Dataset records:
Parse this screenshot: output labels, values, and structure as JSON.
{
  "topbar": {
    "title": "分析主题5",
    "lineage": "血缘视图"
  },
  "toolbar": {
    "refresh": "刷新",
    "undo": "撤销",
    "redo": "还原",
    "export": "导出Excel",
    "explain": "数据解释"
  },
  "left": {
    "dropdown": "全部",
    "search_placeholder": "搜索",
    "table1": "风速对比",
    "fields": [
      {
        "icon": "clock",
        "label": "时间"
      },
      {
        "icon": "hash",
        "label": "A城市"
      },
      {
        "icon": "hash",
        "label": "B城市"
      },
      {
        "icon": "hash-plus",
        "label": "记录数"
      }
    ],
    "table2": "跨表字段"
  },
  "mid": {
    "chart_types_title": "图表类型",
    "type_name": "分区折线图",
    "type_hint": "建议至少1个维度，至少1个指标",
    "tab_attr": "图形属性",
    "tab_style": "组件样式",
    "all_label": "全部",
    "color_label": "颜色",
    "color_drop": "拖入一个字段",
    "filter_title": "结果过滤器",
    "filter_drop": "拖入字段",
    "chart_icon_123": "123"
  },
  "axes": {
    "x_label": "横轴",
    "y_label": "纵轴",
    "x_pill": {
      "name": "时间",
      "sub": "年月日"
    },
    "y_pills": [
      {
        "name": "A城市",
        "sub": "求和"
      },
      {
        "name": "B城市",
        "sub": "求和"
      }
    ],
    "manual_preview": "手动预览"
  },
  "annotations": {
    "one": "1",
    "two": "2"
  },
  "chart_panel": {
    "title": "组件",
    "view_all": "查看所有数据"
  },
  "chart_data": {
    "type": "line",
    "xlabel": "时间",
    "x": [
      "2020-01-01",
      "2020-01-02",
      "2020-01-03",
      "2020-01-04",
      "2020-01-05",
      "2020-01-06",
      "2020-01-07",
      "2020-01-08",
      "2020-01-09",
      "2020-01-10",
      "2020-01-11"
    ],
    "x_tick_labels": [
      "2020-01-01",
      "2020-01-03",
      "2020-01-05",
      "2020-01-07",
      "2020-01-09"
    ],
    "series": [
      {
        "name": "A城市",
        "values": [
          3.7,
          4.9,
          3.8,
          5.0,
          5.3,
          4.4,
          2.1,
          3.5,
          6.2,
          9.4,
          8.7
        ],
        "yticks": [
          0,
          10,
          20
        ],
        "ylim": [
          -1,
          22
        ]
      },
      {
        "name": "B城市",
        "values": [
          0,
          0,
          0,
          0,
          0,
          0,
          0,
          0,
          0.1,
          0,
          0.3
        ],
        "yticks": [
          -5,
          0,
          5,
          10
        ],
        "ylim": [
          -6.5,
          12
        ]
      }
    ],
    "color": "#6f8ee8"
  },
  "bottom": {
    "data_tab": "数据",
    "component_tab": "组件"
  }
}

EXERCISE TASK =
Every entry in the listing must be retyped exactly.

SOLUTION FOR THIS PROBLEM =
Parse this screenshot: output labels, values, and structure as JSON.
{
  "topbar": {
    "title": "分析主题5",
    "lineage": "血缘视图"
  },
  "toolbar": {
    "refresh": "刷新",
    "undo": "撤销",
    "redo": "还原",
    "export": "导出Excel",
    "explain": "数据解释"
  },
  "left": {
    "dropdown": "全部",
    "search_placeholder": "搜索",
    "table1": "风速对比",
    "fields": [
      {
        "icon": "clock",
        "label": "时间"
      },
      {
        "icon": "hash",
        "label": "A城市"
      },
      {
        "icon": "hash",
        "label": "B城市"
      },
      {
        "icon": "hash-plus",
        "label": "记录数"
      }
    ],
    "table2": "跨表字段"
  },
  "mid": {
    "chart_types_title": "图表类型",
    "type_name": "分区折线图",
    "type_hint": "建议至少1个维度，至少1个指标",
    "tab_attr": "图形属性",
    "tab_style": "组件样式",
    "all_label": "全部",
    "color_label": "颜色",
    "color_drop": "拖入一个字段",
    "filter_title": "结果过滤器",
    "filter_drop": "拖入字段",
    "chart_icon_123": "123"
  },
  "axes": {
    "x_label": "横轴",
    "y_label": "纵轴",
    "x_pill": {
      "name": "时间",
      "sub": "年月日"
    },
    "y_pills": [
      {
        "name": "A城市",
        "sub": "求和"
      },
      {
        "name": "B城市",
        "sub": "求和"
      }
    ],
    "manual_preview": "手动预览"
  },
  "annotations": {
    "one": "1",
    "two": "2"
  },
  "chart_panel": {
    "title": "组件",
    "view_all": "查看所有数据"
  },
  "chart_data": {
    "type": "line",
    "xlabel": "时间",
    "x": [
      "2020-01-01",
      "2020-01-02",
      "2020-01-03",
      "2020-01-04",
      "2020-01-05",
      "2020-01-06",
      "2020-01-07",
      "2020-01-08",
      "2020-01-09",
      "2020-01-10",
      "2020-01-11"
    ],
    "x_tick_labels": [
      "2020-01-01",
      "2020-01-03",
      "2020-01-05",
      "2020-01-07",
      "2020-01-09"
    ],
    "series": [
      {
        "name": "A城市",
        "values": [
          3.7,
          4.9,
          3.8,
          5.0,
          5.3,
          4.4,
          2.1,
          3.5,
          6.2,
          9.4,
          8.7
        ],
        "yticks": [
          0,
          10,
          20
        ],
        "ylim": [
          -1,
          22
        ]
      },
      {
        "name": "B城市",
        "values": [
          0,
          0,
          0,
          0,
          0,
          0,
          0,
          0,
          0.1,
          0,
          0.3
        ],
        "yticks": [
          -5,
          0,
          5,
          10
        ],
        "ylim": [
          -6.5,
          12
        ]
      }
    ],
    "color": "#6f8ee8"
  },
  "bottom": {
    "data_tab": "数据",
    "component_tab": "组件"
  }
}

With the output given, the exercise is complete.